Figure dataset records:
------------------------

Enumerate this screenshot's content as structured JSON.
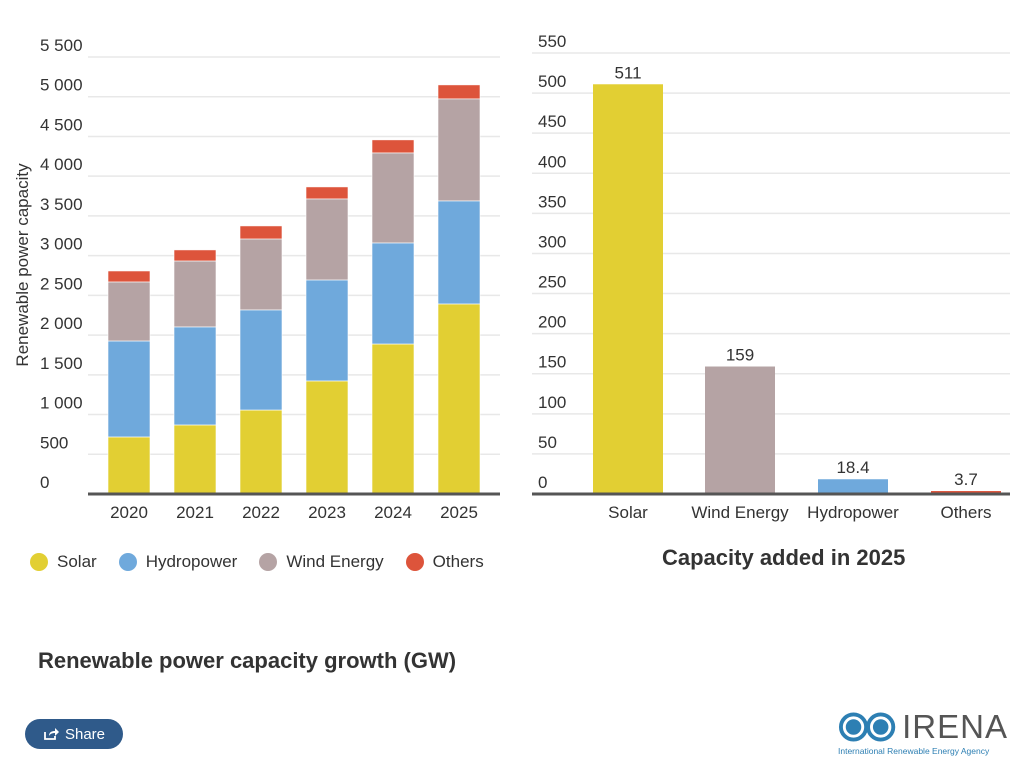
{
  "chart_data": [
    {
      "type": "bar",
      "stacked": true,
      "title": "Renewable power capacity growth (GW)",
      "ylabel": "Renewable power capacity",
      "xlabel": "",
      "categories": [
        "2020",
        "2021",
        "2022",
        "2023",
        "2024",
        "2025"
      ],
      "ylim": [
        0,
        5500
      ],
      "yticks": [
        0,
        500,
        1000,
        1500,
        2000,
        2500,
        3000,
        3500,
        4000,
        4500,
        5000,
        5500
      ],
      "ytick_labels": [
        "0",
        "500",
        "1 000",
        "1 500",
        "2 000",
        "2 500",
        "3 000",
        "3 500",
        "4 000",
        "4 500",
        "5 000",
        "5 500"
      ],
      "grid": true,
      "legend_position": "bottom",
      "series": [
        {
          "name": "Solar",
          "color": "#e2cf33",
          "values": [
            718,
            869,
            1057,
            1423,
            1888,
            2392
          ]
        },
        {
          "name": "Hydropower",
          "color": "#6fa9dc",
          "values": [
            1208,
            1234,
            1260,
            1271,
            1272,
            1297
          ]
        },
        {
          "name": "Wind Energy",
          "color": "#b5a3a4",
          "values": [
            743,
            830,
            893,
            1020,
            1133,
            1284
          ]
        },
        {
          "name": "Others",
          "color": "#dd543b",
          "values": [
            138,
            139,
            164,
            151,
            164,
            176
          ]
        }
      ]
    },
    {
      "type": "bar",
      "title": "Capacity added in 2025",
      "xlabel": "",
      "ylabel": "",
      "categories": [
        "Solar",
        "Wind Energy",
        "Hydropower",
        "Others"
      ],
      "values": [
        511,
        159,
        18.4,
        3.7
      ],
      "data_labels": [
        "511",
        "159",
        "18.4",
        "3.7"
      ],
      "colors": [
        "#e2cf33",
        "#b5a3a4",
        "#6fa9dc",
        "#dd543b"
      ],
      "ylim": [
        0,
        550
      ],
      "yticks": [
        0,
        50,
        100,
        150,
        200,
        250,
        300,
        350,
        400,
        450,
        500,
        550
      ],
      "grid": true
    }
  ],
  "share": {
    "label": "Share",
    "icon": "share-icon"
  },
  "logo": {
    "name": "IRENA",
    "subtitle": "International Renewable Energy Agency"
  }
}
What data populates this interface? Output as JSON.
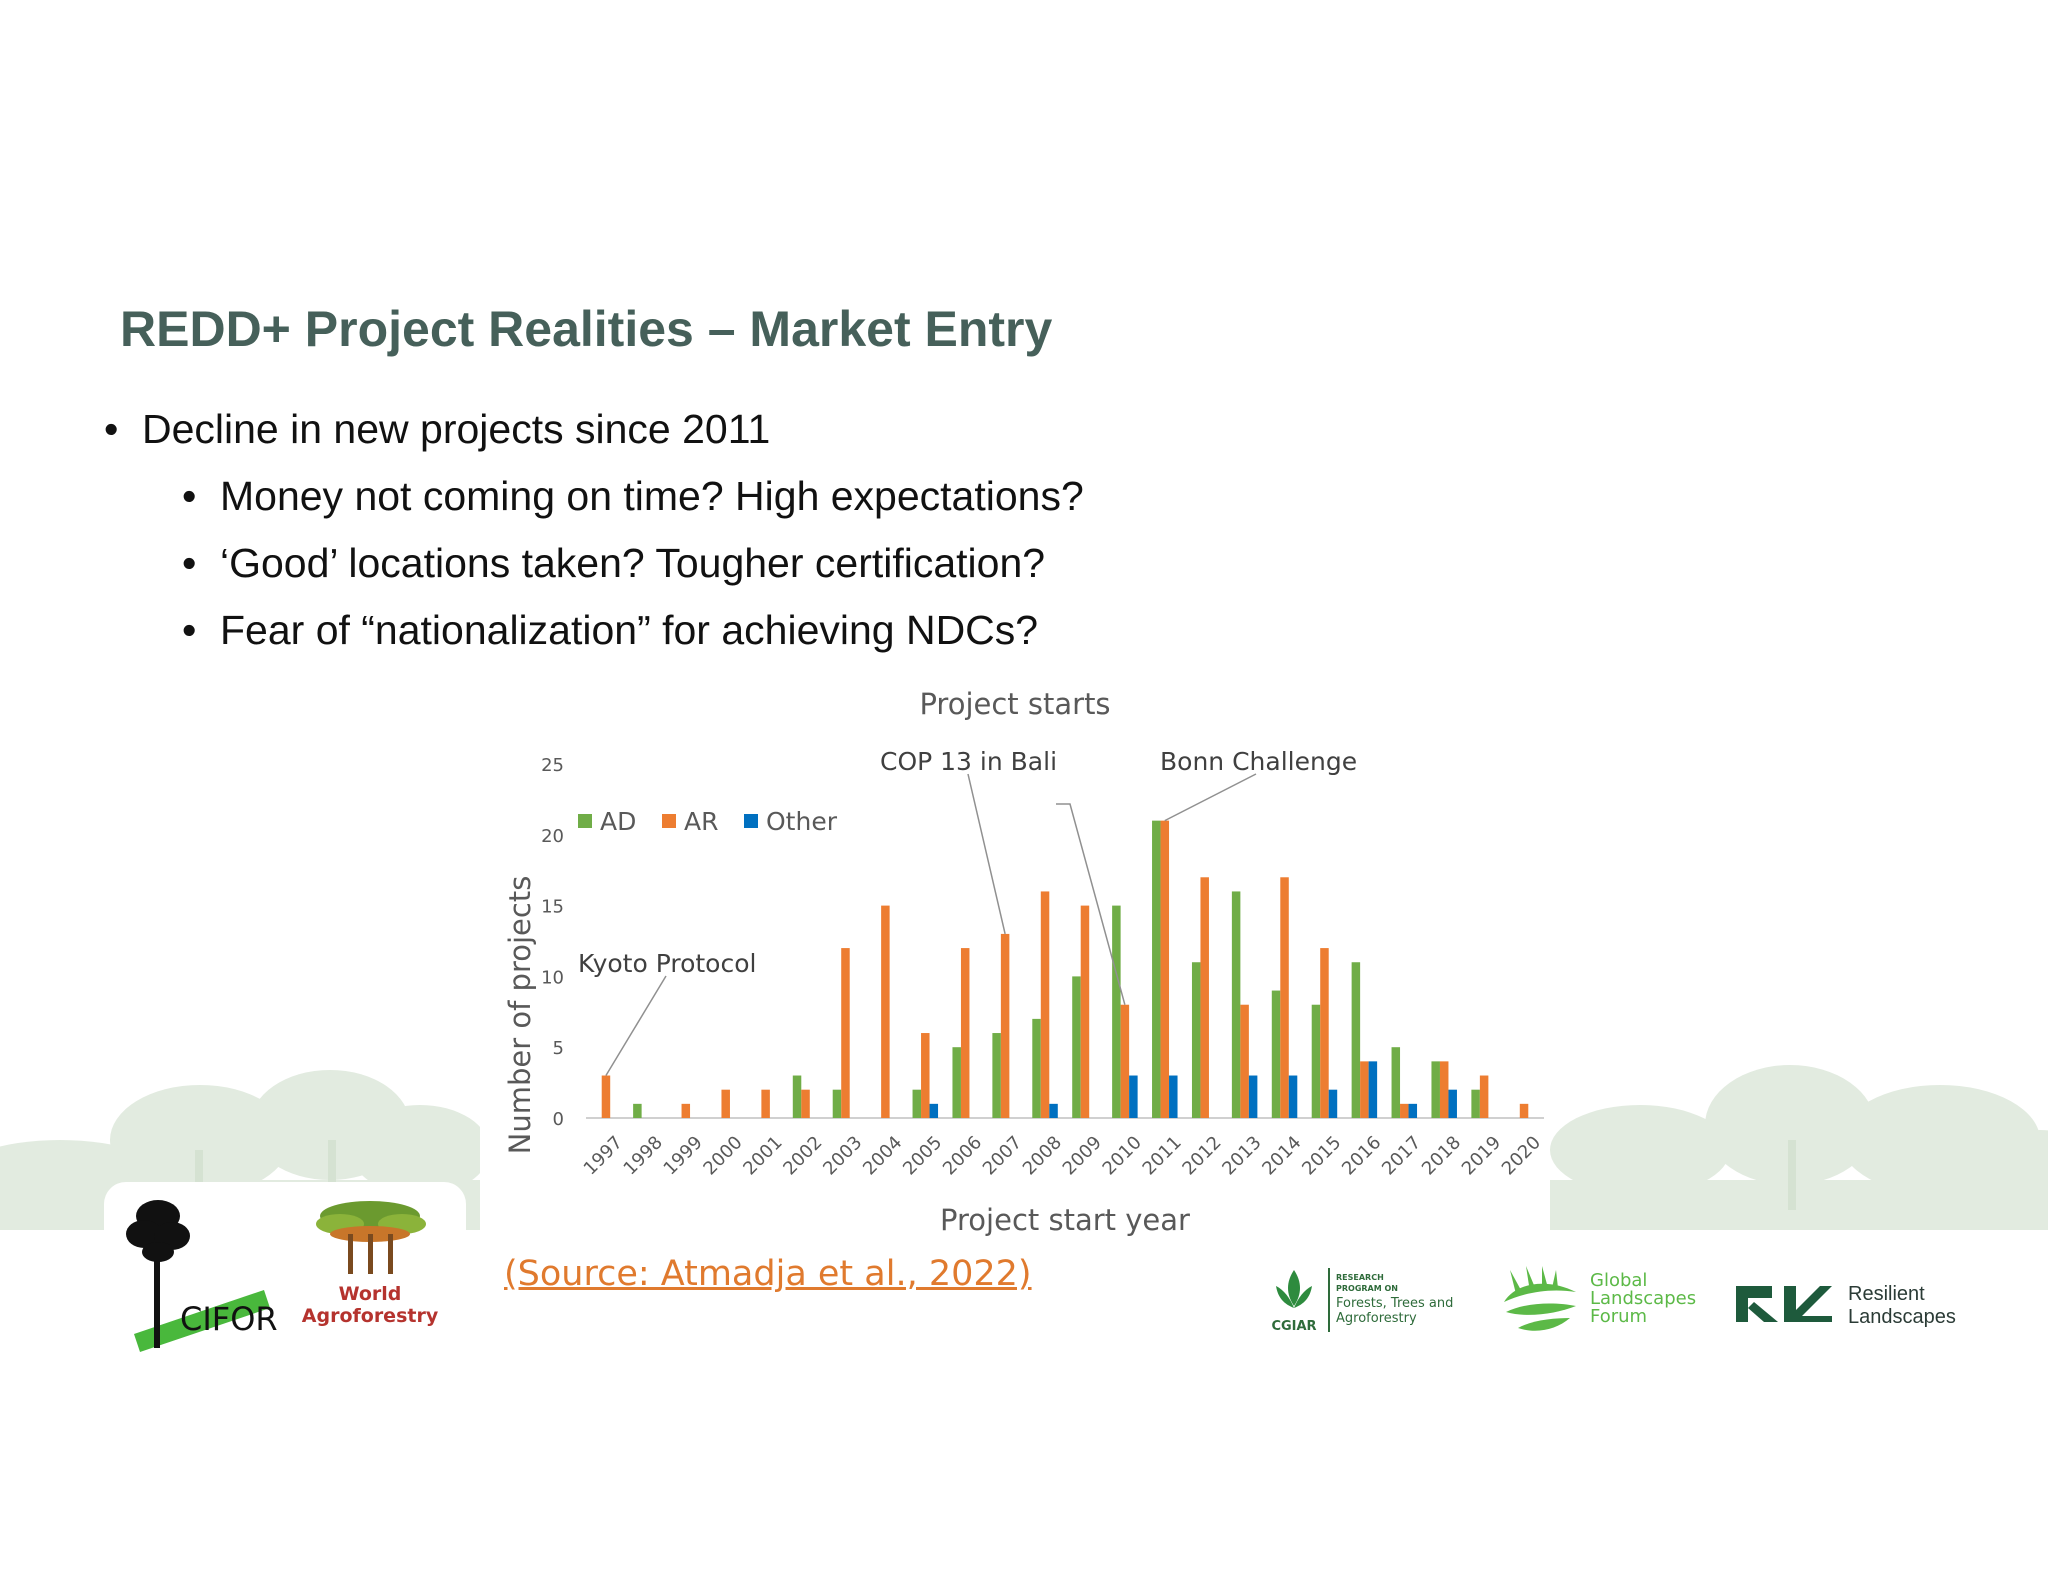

------------------------

*Task objective*.
State how many lines of the listing hold the string "ylabel"; reply with the number and nothing else.

*Full answer*.
2